Objective: Repeat the material below exactly, line for line.

--- BEGIN ---

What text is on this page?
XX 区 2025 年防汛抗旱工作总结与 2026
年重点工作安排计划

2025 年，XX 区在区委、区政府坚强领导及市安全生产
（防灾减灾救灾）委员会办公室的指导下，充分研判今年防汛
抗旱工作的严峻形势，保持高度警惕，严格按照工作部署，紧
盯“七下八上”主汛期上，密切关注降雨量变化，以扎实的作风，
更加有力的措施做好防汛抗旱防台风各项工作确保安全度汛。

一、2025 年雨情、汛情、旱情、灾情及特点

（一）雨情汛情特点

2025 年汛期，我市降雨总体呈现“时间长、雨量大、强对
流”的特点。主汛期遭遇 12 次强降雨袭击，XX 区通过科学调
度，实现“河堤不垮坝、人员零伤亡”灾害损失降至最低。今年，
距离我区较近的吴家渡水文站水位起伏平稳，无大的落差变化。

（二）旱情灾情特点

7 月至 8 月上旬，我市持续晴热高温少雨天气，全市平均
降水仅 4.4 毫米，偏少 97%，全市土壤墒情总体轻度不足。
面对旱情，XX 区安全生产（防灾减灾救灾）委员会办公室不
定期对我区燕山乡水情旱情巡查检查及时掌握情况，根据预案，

--- END ---

Reply:
What text is on this page?
XX 区 2025 年防汛抗旱工作总结与 2026
年重点工作安排计划

2025 年，XX 区在区委、区政府坚强领导及市安全生产
（防灾减灾救灾）委员会办公室的指导下，充分研判今年防汛
抗旱工作的严峻形势，保持高度警惕，严格按照工作部署，紧
盯“七下八上”主汛期上，密切关注降雨量变化，以扎实的作风，
更加有力的措施做好防汛抗旱防台风各项工作确保安全度汛。

一、2025 年雨情、汛情、旱情、灾情及特点

（一）雨情汛情特点

2025 年汛期，我市降雨总体呈现“时间长、雨量大、强对
流”的特点。主汛期遭遇 12 次强降雨袭击，XX 区通过科学调
度，实现“河堤不垮坝、人员零伤亡”灾害损失降至最低。今年，
距离我区较近的吴家渡水文站水位起伏平稳，无大的落差变化。

（二）旱情灾情特点

7 月至 8 月上旬，我市持续晴热高温少雨天气，全市平均
降水仅 4.4 毫米，偏少 97%，全市土壤墒情总体轻度不足。
面对旱情，XX 区安全生产（防灾减灾救灾）委员会办公室不
定期对我区燕山乡水情旱情巡查检查及时掌握情况，根据预案，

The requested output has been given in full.